■ TASK OBJECTIVE: Lift every line from the entries that includes the word "this".

Data entries for graphics:
• • • •
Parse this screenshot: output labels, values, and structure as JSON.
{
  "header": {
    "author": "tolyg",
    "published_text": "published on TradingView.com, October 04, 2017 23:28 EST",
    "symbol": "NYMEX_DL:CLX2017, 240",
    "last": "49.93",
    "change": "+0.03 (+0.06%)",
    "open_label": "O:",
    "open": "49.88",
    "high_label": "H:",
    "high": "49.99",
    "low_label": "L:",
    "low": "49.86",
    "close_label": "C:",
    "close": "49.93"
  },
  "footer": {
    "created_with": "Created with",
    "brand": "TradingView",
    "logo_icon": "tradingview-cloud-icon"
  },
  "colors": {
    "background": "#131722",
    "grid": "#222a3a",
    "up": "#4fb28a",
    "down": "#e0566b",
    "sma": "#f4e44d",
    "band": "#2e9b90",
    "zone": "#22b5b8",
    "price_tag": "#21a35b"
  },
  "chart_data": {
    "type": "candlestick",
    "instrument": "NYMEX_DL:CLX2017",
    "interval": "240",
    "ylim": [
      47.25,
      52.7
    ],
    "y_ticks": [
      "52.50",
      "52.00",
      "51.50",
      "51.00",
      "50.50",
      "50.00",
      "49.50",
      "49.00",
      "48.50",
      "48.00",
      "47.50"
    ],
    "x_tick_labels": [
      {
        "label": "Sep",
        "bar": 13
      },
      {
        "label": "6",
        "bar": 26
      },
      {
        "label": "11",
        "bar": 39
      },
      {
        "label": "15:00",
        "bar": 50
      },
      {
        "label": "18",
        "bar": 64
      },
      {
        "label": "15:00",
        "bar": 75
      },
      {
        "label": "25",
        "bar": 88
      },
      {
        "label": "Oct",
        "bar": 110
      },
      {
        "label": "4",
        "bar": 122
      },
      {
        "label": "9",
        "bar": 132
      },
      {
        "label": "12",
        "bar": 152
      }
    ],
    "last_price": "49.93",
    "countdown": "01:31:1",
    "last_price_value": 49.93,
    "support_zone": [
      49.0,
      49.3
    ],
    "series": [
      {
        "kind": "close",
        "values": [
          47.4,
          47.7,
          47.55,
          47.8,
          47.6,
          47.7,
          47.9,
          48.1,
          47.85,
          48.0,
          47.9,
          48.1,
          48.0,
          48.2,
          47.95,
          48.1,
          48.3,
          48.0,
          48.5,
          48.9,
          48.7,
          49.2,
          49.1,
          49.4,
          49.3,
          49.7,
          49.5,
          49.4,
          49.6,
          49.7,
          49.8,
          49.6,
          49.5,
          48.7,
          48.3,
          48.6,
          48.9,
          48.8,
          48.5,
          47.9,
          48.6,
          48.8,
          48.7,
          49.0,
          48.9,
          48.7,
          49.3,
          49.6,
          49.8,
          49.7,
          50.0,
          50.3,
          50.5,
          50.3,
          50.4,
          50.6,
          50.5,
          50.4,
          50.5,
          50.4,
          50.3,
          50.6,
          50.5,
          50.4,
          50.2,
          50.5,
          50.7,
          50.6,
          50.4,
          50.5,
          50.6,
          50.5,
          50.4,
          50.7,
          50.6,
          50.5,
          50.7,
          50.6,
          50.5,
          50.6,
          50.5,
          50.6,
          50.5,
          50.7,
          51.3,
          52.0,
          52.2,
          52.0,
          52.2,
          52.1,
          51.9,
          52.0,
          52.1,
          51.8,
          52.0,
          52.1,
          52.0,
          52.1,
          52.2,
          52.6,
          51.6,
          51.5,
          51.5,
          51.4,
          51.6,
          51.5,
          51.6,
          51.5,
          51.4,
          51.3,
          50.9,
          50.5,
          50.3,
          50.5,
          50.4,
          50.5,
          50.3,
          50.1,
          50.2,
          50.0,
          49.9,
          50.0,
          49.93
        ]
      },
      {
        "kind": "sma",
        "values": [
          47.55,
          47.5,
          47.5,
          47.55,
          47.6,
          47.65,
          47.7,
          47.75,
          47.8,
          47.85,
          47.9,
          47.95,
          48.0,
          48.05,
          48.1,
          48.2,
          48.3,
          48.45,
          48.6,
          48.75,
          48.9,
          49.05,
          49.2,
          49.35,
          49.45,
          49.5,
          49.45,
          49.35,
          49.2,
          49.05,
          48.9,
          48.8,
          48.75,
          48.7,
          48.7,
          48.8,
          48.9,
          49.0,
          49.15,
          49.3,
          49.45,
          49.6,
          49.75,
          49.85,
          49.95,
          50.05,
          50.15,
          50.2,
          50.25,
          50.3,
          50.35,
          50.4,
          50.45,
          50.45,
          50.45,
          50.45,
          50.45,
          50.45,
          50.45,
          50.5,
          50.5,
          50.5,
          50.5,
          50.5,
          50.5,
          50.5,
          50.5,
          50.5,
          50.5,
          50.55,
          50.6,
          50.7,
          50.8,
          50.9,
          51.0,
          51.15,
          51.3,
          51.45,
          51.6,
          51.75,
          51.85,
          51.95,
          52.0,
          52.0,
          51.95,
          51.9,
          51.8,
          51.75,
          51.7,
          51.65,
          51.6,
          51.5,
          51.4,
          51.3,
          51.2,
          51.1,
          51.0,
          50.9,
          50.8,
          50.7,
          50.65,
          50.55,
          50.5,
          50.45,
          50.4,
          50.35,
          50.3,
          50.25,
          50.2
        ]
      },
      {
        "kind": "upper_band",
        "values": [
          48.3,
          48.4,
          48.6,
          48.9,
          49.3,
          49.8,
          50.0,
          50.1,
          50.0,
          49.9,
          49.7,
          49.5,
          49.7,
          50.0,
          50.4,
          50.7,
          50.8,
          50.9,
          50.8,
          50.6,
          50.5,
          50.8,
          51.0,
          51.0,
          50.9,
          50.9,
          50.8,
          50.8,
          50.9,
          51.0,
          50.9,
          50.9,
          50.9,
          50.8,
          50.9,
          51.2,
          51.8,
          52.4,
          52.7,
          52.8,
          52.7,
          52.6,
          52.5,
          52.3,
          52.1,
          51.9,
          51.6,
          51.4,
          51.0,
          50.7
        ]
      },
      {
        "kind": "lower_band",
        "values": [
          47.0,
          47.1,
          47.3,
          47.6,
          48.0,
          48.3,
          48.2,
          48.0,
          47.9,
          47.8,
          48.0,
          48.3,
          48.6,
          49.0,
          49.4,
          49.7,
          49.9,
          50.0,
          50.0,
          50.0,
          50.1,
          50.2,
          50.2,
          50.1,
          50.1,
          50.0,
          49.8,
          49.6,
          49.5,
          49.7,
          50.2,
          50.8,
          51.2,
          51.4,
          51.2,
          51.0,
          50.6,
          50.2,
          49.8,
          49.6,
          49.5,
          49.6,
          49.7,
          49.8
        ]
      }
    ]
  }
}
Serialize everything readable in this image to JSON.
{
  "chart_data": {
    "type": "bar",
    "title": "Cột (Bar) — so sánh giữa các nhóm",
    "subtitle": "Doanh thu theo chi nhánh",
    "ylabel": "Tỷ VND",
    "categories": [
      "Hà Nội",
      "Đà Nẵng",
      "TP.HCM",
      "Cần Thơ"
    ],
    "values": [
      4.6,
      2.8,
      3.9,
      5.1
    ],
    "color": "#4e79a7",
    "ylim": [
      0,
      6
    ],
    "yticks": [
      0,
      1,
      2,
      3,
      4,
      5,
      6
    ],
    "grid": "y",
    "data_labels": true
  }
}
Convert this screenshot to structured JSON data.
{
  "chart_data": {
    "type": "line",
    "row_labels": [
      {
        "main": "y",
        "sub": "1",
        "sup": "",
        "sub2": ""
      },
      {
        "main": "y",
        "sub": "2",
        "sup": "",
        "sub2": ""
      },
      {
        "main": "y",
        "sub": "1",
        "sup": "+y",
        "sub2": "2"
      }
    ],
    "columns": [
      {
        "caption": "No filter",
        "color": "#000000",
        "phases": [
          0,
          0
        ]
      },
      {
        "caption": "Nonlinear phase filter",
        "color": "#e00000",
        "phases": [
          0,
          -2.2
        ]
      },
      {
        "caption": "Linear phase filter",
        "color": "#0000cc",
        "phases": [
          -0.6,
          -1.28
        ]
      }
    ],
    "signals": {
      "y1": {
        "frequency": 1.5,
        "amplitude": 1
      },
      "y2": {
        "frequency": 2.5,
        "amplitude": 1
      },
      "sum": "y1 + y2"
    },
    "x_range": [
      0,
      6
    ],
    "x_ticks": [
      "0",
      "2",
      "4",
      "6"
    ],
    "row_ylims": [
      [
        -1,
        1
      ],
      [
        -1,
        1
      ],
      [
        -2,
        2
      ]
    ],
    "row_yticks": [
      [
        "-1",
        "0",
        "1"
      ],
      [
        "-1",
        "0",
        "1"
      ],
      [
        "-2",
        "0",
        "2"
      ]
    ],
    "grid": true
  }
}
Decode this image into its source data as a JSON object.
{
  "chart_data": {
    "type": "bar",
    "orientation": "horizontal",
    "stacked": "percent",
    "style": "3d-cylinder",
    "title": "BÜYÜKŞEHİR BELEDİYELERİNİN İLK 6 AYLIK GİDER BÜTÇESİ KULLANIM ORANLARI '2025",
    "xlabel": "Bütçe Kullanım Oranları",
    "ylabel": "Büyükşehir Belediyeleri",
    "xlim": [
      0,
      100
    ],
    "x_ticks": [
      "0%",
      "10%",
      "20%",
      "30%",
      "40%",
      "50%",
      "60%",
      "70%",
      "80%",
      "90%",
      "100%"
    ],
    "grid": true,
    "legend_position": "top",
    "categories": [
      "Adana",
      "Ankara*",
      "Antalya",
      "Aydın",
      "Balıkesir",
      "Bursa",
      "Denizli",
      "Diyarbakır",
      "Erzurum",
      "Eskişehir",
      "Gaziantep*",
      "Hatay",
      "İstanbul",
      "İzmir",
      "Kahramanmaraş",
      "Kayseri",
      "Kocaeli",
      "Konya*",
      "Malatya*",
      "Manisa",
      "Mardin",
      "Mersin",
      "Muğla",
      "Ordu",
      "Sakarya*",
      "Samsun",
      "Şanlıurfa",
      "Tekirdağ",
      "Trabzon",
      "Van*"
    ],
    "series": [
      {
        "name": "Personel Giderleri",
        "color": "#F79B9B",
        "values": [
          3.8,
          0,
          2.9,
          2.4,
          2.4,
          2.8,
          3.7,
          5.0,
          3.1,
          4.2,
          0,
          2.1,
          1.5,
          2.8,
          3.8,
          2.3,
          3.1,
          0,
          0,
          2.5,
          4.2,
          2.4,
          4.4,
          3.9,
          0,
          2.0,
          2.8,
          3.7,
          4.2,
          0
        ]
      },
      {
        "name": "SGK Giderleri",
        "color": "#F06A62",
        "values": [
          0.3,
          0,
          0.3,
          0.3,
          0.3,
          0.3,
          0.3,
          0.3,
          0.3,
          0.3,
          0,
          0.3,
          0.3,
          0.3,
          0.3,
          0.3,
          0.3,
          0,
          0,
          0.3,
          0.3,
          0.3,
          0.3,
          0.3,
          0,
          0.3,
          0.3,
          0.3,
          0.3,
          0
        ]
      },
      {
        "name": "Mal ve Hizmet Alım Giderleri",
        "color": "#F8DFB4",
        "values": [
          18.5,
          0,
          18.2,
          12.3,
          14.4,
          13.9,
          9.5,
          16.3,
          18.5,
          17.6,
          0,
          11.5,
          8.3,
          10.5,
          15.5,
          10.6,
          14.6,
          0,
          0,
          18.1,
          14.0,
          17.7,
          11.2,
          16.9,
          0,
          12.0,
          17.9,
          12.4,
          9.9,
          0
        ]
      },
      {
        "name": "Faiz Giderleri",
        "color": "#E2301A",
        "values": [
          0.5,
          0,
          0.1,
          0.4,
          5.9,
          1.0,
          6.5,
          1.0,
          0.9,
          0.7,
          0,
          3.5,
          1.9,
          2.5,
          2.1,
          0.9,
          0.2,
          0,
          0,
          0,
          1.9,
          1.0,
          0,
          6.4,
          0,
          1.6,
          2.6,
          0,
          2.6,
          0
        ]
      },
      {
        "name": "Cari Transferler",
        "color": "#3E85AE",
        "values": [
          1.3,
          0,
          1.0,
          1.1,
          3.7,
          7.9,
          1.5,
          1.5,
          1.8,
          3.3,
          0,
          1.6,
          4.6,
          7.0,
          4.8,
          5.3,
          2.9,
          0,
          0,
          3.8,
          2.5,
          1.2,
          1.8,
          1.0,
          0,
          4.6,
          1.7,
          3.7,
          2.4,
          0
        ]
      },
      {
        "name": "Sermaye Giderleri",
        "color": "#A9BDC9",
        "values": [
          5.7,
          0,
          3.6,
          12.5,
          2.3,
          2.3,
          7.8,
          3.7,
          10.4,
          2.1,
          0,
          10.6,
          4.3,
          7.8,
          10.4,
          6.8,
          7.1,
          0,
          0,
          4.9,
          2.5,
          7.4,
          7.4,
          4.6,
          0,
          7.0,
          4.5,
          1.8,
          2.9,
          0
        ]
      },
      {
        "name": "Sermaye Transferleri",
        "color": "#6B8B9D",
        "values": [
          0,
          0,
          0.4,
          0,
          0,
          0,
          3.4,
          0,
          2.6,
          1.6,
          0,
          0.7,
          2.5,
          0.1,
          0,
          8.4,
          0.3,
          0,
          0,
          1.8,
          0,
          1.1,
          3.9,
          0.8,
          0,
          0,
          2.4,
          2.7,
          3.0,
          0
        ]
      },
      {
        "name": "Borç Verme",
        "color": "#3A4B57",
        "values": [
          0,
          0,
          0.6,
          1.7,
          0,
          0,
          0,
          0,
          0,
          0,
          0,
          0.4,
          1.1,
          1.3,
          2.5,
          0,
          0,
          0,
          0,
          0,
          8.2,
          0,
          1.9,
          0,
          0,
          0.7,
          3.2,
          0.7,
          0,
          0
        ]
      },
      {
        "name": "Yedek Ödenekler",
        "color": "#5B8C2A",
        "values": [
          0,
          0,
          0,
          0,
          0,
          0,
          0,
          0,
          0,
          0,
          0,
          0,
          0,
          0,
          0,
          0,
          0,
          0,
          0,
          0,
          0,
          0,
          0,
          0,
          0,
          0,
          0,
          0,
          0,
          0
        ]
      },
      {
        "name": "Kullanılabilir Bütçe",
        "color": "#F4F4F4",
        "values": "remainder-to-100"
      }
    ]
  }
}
• • • •
■ THE RESPONSE:
Parse this screenshot: output labels, values, and structure as JSON.
Serialize everything readable in this image to JSON.
Convert this screenshot to structured JSON data.
Decode this image into its source data as a JSON object.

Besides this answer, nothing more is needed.